# Set exercise
Return each line that holds the word "những".
--- begin Supplied entries ---
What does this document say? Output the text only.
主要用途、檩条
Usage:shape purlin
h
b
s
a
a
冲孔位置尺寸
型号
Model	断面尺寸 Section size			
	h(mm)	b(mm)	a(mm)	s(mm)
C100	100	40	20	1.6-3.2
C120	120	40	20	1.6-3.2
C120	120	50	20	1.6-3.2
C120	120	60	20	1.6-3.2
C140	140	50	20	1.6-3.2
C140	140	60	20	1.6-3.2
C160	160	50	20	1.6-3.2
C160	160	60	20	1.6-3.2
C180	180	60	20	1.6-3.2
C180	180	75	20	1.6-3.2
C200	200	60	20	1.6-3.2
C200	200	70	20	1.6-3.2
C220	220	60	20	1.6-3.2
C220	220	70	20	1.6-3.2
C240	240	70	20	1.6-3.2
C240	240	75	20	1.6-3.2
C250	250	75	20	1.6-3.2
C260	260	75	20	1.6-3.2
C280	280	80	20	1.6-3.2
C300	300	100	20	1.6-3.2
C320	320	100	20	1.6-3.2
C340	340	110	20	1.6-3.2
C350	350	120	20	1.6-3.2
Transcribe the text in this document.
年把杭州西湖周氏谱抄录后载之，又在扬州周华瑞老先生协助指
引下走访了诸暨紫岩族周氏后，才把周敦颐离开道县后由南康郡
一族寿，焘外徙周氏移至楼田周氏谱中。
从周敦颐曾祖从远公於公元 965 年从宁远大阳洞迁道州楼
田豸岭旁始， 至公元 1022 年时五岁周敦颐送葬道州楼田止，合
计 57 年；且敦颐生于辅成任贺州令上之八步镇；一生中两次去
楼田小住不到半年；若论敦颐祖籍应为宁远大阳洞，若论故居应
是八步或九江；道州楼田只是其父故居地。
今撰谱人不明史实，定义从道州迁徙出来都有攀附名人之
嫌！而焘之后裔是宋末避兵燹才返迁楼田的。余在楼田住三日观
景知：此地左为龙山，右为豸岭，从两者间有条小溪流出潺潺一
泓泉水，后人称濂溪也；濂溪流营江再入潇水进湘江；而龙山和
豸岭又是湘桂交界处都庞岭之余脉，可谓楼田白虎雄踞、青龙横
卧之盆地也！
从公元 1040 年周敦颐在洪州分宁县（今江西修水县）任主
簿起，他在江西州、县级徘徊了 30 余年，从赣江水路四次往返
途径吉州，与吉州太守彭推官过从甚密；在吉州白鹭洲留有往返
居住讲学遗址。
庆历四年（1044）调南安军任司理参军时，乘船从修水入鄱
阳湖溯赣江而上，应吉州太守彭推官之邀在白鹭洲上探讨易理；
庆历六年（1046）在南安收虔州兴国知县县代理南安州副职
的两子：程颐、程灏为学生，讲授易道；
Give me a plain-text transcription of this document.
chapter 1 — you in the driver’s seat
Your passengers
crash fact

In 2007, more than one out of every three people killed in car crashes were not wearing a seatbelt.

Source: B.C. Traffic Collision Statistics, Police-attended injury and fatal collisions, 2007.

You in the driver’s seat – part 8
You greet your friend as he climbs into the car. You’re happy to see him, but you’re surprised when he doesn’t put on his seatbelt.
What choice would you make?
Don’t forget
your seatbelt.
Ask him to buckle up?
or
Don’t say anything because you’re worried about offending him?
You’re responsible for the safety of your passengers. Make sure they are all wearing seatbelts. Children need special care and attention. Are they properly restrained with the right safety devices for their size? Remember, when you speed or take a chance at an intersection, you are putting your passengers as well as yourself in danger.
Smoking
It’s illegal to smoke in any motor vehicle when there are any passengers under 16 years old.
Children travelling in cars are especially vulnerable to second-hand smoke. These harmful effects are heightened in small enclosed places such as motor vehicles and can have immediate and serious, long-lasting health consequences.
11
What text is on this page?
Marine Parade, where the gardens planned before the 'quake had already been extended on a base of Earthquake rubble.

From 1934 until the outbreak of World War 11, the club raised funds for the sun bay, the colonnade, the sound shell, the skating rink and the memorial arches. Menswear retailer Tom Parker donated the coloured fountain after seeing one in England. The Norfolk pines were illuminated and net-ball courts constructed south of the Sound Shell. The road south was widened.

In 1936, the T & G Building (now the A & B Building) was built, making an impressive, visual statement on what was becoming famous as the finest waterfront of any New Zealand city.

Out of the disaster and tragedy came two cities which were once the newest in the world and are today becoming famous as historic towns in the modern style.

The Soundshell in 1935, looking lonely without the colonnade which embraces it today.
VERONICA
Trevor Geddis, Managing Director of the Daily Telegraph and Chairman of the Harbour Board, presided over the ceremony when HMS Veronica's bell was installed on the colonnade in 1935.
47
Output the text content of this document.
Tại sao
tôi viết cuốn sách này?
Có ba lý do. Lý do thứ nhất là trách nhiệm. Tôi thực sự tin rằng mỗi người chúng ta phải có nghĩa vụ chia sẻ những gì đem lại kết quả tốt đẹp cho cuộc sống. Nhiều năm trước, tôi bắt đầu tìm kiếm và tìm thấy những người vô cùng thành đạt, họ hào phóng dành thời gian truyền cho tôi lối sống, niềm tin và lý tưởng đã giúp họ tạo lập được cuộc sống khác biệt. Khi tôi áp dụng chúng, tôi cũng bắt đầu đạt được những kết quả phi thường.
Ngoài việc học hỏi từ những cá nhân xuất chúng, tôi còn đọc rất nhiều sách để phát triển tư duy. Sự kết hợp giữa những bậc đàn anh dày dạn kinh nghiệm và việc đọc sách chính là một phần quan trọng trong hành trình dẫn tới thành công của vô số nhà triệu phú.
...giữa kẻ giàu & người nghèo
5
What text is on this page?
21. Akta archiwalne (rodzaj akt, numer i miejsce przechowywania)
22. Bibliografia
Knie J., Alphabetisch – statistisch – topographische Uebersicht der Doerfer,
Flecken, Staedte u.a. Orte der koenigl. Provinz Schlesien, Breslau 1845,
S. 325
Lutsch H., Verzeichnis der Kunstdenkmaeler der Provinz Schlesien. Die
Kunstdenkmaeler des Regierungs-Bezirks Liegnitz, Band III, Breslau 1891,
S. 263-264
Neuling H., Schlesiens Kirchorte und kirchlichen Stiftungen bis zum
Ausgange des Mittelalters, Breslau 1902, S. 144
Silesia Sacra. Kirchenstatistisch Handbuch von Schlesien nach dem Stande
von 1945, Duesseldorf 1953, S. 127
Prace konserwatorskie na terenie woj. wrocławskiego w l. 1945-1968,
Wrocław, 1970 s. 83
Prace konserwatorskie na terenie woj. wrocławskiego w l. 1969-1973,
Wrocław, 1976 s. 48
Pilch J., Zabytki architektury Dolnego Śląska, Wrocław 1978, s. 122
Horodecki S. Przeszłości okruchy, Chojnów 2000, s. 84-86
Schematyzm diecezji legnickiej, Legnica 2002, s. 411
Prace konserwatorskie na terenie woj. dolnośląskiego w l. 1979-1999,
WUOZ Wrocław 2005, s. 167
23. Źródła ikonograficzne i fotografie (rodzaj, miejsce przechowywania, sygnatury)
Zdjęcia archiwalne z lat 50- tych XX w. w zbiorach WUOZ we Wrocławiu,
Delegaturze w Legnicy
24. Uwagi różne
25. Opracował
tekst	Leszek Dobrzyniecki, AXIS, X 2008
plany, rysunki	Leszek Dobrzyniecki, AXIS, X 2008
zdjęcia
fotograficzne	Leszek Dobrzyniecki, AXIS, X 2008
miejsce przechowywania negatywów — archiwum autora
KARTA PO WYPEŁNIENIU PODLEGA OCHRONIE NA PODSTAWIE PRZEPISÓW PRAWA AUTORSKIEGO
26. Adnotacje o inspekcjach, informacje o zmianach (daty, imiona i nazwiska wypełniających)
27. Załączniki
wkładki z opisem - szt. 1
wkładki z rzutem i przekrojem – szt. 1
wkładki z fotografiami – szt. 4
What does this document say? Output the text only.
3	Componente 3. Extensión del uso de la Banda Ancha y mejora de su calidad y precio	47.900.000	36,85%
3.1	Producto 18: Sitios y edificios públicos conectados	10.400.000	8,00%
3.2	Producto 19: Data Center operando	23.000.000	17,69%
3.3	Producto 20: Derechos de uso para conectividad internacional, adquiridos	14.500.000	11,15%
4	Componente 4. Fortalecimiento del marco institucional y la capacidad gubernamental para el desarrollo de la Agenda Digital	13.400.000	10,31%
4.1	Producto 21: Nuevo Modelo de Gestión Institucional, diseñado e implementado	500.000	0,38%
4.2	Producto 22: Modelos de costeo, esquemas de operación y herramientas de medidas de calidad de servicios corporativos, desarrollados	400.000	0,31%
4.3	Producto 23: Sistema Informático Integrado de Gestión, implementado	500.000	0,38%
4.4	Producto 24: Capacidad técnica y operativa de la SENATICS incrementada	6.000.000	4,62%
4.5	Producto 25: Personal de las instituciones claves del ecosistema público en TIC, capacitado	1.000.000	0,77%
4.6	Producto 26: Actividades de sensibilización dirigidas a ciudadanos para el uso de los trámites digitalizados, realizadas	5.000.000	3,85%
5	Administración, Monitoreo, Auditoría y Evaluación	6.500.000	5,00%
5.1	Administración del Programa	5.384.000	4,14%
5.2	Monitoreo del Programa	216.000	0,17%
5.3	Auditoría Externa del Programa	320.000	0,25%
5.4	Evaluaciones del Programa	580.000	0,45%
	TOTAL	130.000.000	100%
--- end Supplied entries ---
# Solution to this exercise
Có ba lý do. Lý do thứ nhất là trách nhiệm. Tôi thực sự tin rằng mỗi người chúng ta phải có nghĩa vụ chia sẻ những gì đem lại kết quả tốt đẹp cho cuộc sống. Nhiều năm trước, tôi bắt đầu tìm kiếm và tìm thấy những người vô cùng thành đạt, họ hào phóng dành thời gian truyền cho tôi lối sống, niềm tin và lý tưởng đã giúp họ tạo lập được cuộc sống khác biệt. Khi tôi áp dụng chúng, tôi cũng bắt đầu đạt được những kết quả phi thường.
Ngoài việc học hỏi từ những cá nhân xuất chúng, tôi còn đọc rất nhiều sách để phát triển tư duy. Sự kết hợp giữa những bậc đàn anh dày dạn kinh nghiệm và việc đọc sách chính là một phần quan trọng trong hành trình dẫn tới thành công của vô số nhà triệu phú.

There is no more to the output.